*Exercise prompt*.
Pull every line with the word "уровень" out of the entries below.

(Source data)
++++++

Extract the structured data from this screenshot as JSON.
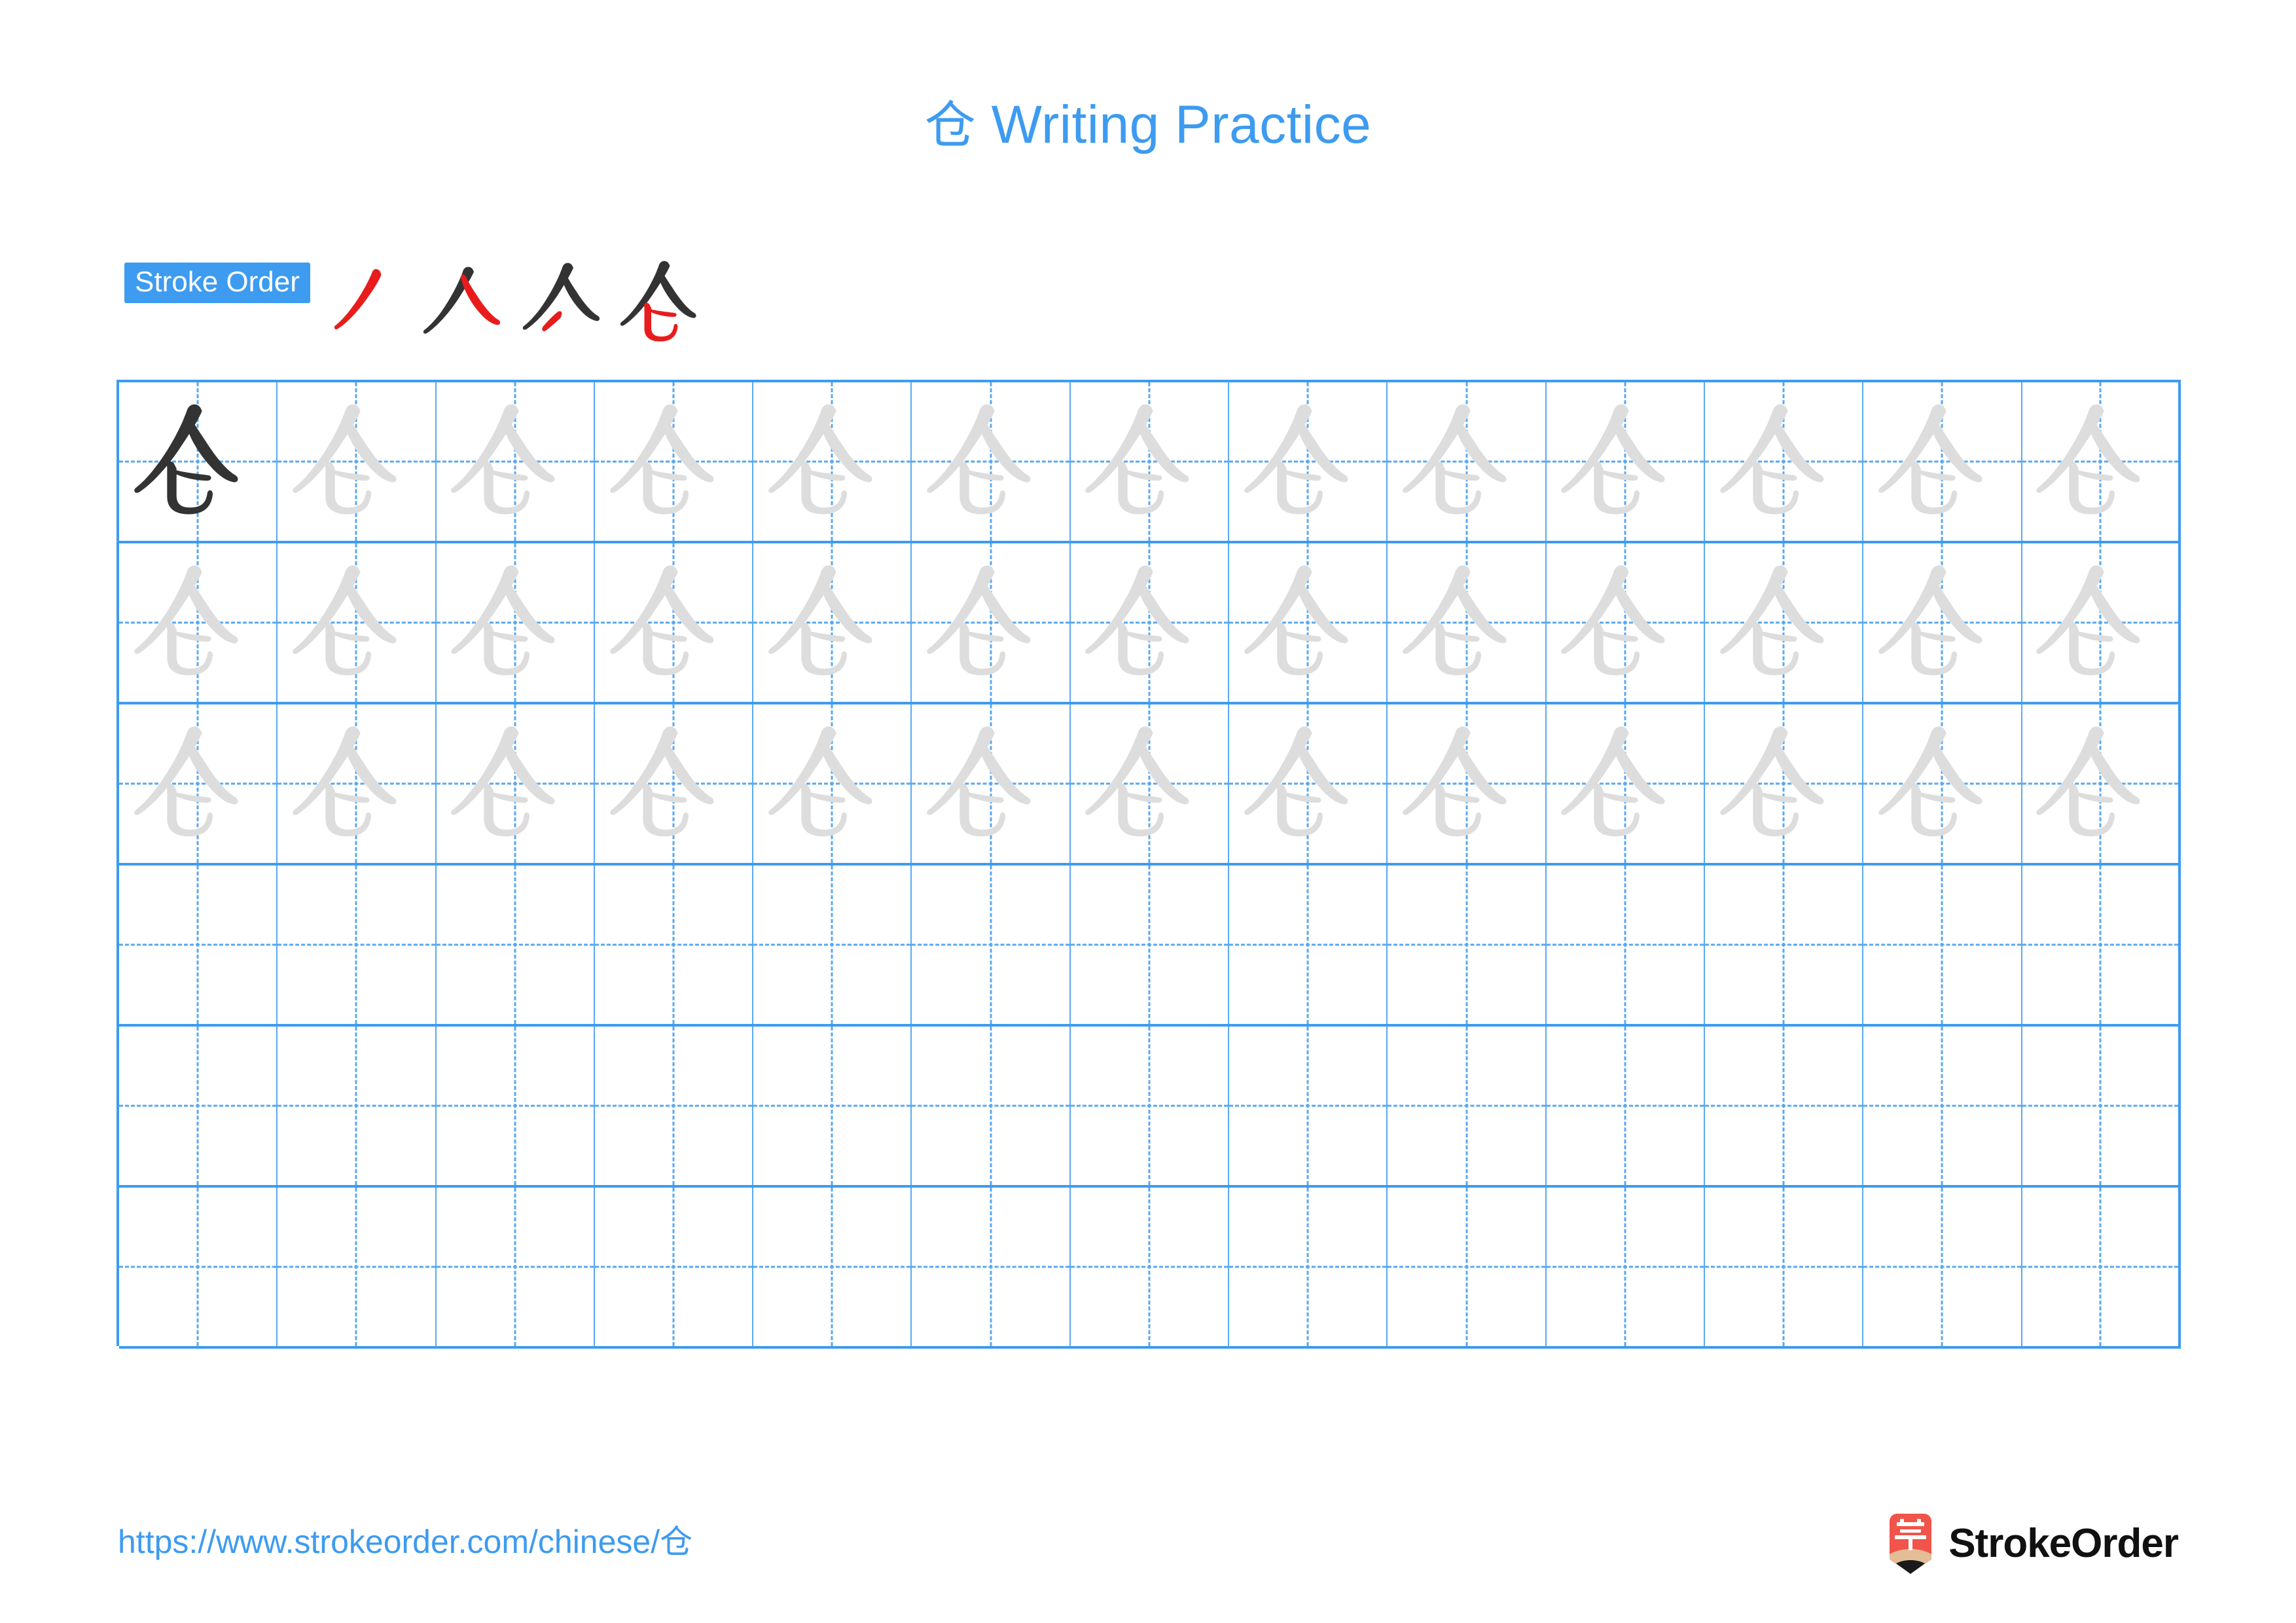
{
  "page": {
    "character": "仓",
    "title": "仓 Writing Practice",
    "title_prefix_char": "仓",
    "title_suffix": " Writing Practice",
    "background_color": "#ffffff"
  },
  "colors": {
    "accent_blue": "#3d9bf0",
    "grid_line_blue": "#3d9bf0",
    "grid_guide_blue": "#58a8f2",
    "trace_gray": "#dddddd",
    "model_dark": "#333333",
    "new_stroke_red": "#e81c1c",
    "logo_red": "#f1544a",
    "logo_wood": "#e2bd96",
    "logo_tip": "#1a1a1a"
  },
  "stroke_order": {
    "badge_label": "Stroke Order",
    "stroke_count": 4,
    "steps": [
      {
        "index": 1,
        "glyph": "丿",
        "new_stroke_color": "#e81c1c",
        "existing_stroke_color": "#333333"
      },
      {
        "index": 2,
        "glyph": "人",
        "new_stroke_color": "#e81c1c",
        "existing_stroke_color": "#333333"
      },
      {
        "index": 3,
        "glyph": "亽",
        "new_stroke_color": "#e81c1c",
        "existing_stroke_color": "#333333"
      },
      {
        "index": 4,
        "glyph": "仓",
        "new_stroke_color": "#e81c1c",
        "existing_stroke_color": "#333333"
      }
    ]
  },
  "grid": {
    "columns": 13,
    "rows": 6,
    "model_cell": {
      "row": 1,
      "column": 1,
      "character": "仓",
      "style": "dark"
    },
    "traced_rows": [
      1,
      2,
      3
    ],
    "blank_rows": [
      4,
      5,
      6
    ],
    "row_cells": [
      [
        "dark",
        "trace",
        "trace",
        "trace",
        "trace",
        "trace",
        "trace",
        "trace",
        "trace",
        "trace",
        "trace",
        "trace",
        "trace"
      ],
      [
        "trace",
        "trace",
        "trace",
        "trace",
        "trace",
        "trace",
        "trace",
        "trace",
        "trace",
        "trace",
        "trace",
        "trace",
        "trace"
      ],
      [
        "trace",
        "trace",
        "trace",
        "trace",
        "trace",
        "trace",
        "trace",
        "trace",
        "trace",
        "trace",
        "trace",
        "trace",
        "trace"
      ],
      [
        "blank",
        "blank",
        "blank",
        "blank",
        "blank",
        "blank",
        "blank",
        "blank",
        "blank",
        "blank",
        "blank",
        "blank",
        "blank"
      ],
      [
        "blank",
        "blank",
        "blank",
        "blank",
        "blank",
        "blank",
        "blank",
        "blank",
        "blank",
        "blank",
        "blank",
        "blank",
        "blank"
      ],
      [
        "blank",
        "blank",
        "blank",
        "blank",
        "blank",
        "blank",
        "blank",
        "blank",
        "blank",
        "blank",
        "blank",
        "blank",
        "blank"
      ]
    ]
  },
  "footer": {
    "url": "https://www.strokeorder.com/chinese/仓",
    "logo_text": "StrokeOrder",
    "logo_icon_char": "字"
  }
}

++++++

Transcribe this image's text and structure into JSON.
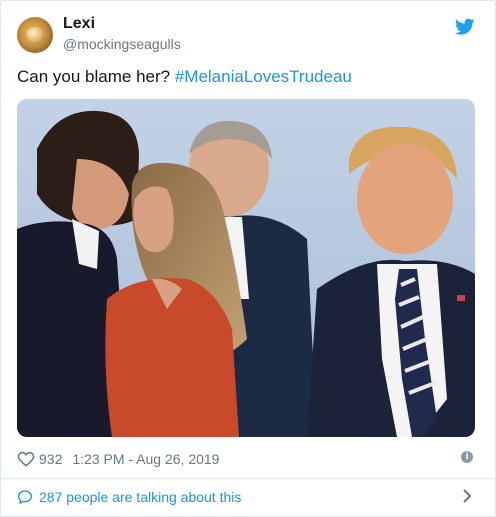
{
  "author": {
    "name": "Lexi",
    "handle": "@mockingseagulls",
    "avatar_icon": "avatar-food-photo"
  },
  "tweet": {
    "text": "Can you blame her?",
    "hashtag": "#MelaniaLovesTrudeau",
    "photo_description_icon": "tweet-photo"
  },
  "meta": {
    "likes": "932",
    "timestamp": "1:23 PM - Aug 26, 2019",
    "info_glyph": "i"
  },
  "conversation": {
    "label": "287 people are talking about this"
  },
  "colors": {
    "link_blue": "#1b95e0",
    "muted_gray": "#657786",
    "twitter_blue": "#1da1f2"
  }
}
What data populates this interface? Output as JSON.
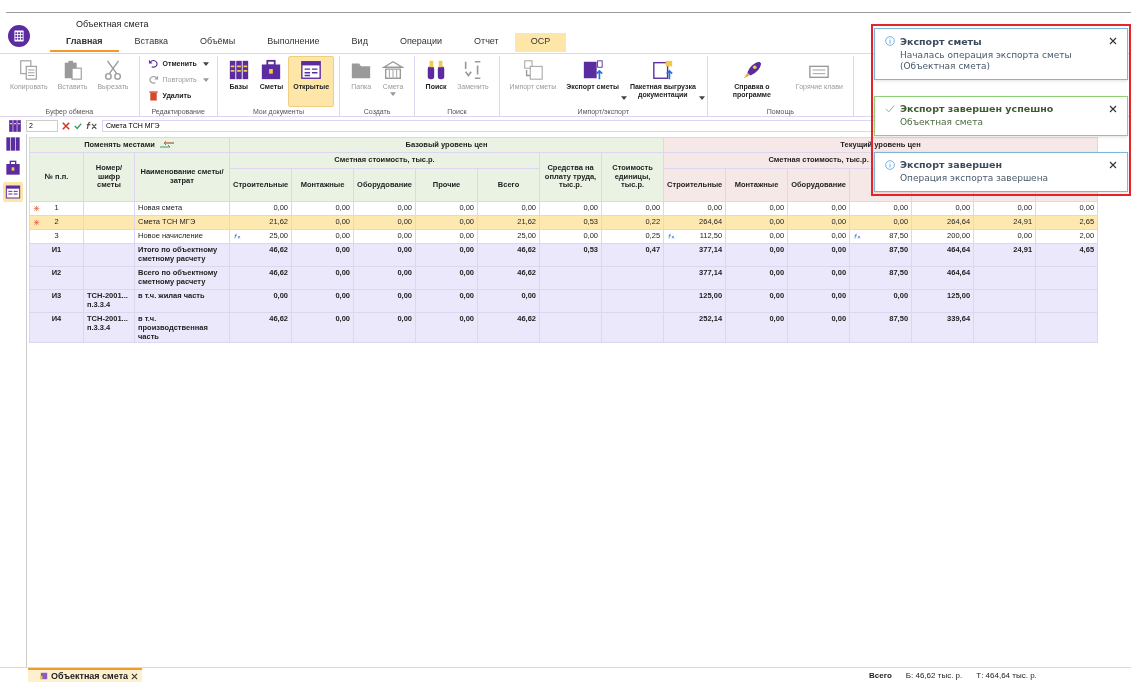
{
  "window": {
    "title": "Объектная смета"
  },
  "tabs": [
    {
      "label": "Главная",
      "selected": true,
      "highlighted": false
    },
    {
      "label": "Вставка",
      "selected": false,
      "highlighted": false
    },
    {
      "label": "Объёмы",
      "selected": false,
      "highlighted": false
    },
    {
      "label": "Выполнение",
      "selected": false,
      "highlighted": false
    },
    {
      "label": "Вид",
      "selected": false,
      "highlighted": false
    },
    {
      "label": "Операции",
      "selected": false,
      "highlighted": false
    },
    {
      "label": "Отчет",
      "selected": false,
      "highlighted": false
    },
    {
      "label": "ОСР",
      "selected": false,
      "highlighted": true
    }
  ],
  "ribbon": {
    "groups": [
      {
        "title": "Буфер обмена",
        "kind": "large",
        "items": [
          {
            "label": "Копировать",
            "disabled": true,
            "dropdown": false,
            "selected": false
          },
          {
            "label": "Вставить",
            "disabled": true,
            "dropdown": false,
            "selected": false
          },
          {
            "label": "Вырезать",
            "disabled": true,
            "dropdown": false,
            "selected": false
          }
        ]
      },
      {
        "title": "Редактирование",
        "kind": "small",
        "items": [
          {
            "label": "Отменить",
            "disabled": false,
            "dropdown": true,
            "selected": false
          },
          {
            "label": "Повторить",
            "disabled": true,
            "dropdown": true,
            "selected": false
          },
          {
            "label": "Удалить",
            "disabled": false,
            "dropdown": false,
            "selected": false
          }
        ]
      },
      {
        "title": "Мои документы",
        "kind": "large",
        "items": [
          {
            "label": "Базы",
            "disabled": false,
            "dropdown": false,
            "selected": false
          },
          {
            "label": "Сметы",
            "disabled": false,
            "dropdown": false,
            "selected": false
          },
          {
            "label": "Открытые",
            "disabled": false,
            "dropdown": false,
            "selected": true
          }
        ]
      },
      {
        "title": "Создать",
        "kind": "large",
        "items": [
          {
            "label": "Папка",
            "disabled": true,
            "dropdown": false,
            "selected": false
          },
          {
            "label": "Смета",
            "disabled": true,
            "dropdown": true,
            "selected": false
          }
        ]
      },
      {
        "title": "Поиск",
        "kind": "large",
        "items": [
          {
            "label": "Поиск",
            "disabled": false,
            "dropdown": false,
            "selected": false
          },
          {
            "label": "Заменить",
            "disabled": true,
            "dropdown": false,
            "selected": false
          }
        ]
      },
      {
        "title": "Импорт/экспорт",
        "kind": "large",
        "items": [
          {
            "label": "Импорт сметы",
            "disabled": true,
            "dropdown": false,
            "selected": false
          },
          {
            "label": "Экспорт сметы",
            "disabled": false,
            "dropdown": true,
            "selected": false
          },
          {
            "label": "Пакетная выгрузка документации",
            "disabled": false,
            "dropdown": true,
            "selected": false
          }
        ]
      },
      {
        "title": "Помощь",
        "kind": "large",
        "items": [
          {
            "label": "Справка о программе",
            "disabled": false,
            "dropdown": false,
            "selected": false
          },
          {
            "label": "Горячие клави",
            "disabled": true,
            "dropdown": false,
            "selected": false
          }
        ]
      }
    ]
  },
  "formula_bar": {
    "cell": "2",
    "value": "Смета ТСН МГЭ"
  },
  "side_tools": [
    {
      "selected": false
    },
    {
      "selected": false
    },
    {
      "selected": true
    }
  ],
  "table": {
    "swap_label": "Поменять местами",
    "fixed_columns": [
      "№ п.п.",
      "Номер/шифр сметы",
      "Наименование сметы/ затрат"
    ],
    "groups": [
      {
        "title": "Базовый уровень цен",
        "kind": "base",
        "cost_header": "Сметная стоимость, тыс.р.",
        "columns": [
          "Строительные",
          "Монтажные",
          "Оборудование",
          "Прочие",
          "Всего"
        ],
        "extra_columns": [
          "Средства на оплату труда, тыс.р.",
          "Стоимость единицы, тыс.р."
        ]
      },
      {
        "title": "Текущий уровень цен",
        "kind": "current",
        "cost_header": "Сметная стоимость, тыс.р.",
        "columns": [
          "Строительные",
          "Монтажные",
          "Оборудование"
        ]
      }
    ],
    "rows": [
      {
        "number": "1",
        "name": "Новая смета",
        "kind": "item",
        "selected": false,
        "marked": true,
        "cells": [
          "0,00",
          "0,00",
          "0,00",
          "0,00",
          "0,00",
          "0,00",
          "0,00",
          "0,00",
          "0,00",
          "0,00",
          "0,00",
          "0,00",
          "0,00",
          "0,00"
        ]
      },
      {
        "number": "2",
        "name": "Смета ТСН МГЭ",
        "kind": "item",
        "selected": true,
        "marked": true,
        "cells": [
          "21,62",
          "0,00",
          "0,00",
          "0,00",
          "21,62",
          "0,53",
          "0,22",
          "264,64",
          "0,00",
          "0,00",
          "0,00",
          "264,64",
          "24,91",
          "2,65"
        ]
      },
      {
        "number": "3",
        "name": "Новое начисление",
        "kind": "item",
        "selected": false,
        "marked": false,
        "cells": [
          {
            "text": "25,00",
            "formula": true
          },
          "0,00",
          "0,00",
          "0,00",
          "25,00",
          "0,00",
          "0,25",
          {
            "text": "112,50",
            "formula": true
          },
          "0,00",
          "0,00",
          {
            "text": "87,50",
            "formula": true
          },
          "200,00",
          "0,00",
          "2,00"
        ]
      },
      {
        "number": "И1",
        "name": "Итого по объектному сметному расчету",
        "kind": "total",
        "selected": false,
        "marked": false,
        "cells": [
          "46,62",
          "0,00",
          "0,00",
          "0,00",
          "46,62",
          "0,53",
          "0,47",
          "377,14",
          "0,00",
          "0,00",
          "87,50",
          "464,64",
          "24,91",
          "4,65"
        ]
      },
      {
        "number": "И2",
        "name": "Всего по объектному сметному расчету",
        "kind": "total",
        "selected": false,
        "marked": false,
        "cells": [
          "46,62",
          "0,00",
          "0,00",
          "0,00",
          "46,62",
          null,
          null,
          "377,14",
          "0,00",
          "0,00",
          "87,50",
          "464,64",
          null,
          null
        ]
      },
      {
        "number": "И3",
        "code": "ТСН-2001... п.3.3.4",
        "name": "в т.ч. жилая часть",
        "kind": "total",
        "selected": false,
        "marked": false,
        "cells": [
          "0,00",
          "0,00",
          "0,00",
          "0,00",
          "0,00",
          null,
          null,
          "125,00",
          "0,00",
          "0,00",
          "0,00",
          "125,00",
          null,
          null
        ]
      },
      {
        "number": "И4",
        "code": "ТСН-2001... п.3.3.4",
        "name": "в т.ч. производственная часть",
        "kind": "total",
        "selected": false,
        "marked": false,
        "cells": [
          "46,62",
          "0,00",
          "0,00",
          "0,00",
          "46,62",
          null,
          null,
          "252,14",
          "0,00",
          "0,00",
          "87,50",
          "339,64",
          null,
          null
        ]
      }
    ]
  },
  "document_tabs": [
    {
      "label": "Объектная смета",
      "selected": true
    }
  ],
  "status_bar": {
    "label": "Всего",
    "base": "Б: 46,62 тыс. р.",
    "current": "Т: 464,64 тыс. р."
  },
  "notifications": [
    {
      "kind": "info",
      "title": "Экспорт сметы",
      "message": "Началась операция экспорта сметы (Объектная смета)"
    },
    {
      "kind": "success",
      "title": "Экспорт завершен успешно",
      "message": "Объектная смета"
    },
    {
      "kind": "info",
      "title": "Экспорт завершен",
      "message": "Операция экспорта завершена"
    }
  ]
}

++++++

*Result of the task*.
        "title": "Базовый уровень цен",
        "title": "Текущий уровень цен",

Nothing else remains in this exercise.